What to do: Extract every entry word for word.

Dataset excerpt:
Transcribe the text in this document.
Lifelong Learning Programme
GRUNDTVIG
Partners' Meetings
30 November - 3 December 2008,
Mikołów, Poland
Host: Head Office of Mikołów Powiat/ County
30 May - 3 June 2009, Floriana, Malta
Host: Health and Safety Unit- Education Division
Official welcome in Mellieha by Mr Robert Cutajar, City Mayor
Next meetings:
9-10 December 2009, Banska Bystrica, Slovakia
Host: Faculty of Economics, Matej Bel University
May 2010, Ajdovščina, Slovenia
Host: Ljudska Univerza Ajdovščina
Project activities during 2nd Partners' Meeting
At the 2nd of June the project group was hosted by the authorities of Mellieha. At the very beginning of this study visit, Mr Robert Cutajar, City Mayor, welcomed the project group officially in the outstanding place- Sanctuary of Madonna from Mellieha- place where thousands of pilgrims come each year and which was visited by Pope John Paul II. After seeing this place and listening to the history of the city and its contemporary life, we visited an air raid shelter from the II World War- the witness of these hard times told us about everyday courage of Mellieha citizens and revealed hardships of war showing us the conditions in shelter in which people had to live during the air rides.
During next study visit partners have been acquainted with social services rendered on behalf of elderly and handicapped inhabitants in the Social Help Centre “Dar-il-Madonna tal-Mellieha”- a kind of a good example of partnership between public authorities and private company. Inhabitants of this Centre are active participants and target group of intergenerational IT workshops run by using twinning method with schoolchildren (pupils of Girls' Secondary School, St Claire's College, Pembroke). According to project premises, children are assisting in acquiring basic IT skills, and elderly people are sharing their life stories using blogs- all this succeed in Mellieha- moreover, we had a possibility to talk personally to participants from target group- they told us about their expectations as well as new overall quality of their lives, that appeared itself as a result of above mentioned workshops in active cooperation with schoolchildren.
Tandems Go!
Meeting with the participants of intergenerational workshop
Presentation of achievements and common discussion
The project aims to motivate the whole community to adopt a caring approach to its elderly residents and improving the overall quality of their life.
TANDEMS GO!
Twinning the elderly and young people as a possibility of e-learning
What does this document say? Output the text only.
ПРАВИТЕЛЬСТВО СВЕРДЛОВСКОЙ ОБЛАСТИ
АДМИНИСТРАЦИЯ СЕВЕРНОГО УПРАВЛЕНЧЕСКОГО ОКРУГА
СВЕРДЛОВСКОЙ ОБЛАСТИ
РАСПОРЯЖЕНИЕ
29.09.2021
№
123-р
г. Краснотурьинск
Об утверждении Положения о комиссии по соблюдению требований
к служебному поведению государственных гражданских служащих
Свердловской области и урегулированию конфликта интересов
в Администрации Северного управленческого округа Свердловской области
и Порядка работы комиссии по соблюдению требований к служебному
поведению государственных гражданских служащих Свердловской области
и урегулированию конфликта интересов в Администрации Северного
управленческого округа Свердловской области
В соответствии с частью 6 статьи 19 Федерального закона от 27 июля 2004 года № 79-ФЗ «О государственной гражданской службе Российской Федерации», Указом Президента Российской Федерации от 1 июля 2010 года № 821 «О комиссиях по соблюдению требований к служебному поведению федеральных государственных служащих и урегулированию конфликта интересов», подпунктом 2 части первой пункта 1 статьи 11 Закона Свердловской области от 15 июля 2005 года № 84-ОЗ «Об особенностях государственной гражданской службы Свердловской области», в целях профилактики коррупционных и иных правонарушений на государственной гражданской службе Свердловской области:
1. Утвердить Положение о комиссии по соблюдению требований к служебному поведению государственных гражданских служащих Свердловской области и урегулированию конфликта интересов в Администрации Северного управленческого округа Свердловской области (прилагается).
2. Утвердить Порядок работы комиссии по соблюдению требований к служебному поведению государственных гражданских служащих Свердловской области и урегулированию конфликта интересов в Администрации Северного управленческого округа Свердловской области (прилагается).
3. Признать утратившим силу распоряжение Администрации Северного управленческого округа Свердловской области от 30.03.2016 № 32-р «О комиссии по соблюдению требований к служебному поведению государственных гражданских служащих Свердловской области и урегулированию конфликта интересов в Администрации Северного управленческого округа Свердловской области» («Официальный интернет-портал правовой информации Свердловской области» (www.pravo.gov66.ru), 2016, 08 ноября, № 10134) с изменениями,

Task result:
Transcribe the text in this document.
Lifelong Learning Programme
GRUNDTVIG
Partners' Meetings
30 November - 3 December 2008,
Mikołów, Poland
Host: Head Office of Mikołów Powiat/ County
30 May - 3 June 2009, Floriana, Malta
Host: Health and Safety Unit- Education Division
Official welcome in Mellieha by Mr Robert Cutajar, City Mayor
Next meetings:
9-10 December 2009, Banska Bystrica, Slovakia
Host: Faculty of Economics, Matej Bel University
May 2010, Ajdovščina, Slovenia
Host: Ljudska Univerza Ajdovščina
Project activities during 2nd Partners' Meeting
At the 2nd of June the project group was hosted by the authorities of Mellieha. At the very beginning of this study visit, Mr Robert Cutajar, City Mayor, welcomed the project group officially in the outstanding place- Sanctuary of Madonna from Mellieha- place where thousands of pilgrims come each year and which was visited by Pope John Paul II. After seeing this place and listening to the history of the city and its contemporary life, we visited an air raid shelter from the II World War- the witness of these hard times told us about everyday courage of Mellieha citizens and revealed hardships of war showing us the conditions in shelter in which people had to live during the air rides.
During next study visit partners have been acquainted with social services rendered on behalf of elderly and handicapped inhabitants in the Social Help Centre “Dar-il-Madonna tal-Mellieha”- a kind of a good example of partnership between public authorities and private company. Inhabitants of this Centre are active participants and target group of intergenerational IT workshops run by using twinning method with schoolchildren (pupils of Girls' Secondary School, St Claire's College, Pembroke). According to project premises, children are assisting in acquiring basic IT skills, and elderly people are sharing their life stories using blogs- all this succeed in Mellieha- moreover, we had a possibility to talk personally to participants from target group- they told us about their expectations as well as new overall quality of their lives, that appeared itself as a result of above mentioned workshops in active cooperation with schoolchildren.
Tandems Go!
Meeting with the participants of intergenerational workshop
Presentation of achievements and common discussion
The project aims to motivate the whole community to adopt a caring approach to its elderly residents and improving the overall quality of their life.
TANDEMS GO!
Twinning the elderly and young people as a possibility of e-learning
What does this document say? Output the text only.
ПРАВИТЕЛЬСТВО СВЕРДЛОВСКОЙ ОБЛАСТИ
АДМИНИСТРАЦИЯ СЕВЕРНОГО УПРАВЛЕНЧЕСКОГО ОКРУГА
СВЕРДЛОВСКОЙ ОБЛАСТИ
РАСПОРЯЖЕНИЕ
29.09.2021
№
123-р
г. Краснотурьинск
Об утверждении Положения о комиссии по соблюдению требований
к служебному поведению государственных гражданских служащих
Свердловской области и урегулированию конфликта интересов
в Администрации Северного управленческого округа Свердловской области
и Порядка работы комиссии по соблюдению требований к служебному
поведению государственных гражданских служащих Свердловской области
и урегулированию конфликта интересов в Администрации Северного
управленческого округа Свердловской области
В соответствии с частью 6 статьи 19 Федерального закона от 27 июля 2004 года № 79-ФЗ «О государственной гражданской службе Российской Федерации», Указом Президента Российской Федерации от 1 июля 2010 года № 821 «О комиссиях по соблюдению требований к служебному поведению федеральных государственных служащих и урегулированию конфликта интересов», подпунктом 2 части первой пункта 1 статьи 11 Закона Свердловской области от 15 июля 2005 года № 84-ОЗ «Об особенностях государственной гражданской службы Свердловской области», в целях профилактики коррупционных и иных правонарушений на государственной гражданской службе Свердловской области:
1. Утвердить Положение о комиссии по соблюдению требований к служебному поведению государственных гражданских служащих Свердловской области и урегулированию конфликта интересов в Администрации Северного управленческого округа Свердловской области (прилагается).
2. Утвердить Порядок работы комиссии по соблюдению требований к служебному поведению государственных гражданских служащих Свердловской области и урегулированию конфликта интересов в Администрации Северного управленческого округа Свердловской области (прилагается).
3. Признать утратившим силу распоряжение Администрации Северного управленческого округа Свердловской области от 30.03.2016 № 32-р «О комиссии по соблюдению требований к служебному поведению государственных гражданских служащих Свердловской области и урегулированию конфликта интересов в Администрации Северного управленческого округа Свердловской области» («Официальный интернет-портал правовой информации Свердловской области» (www.pravo.gov66.ru), 2016, 08 ноября, № 10134) с изменениями,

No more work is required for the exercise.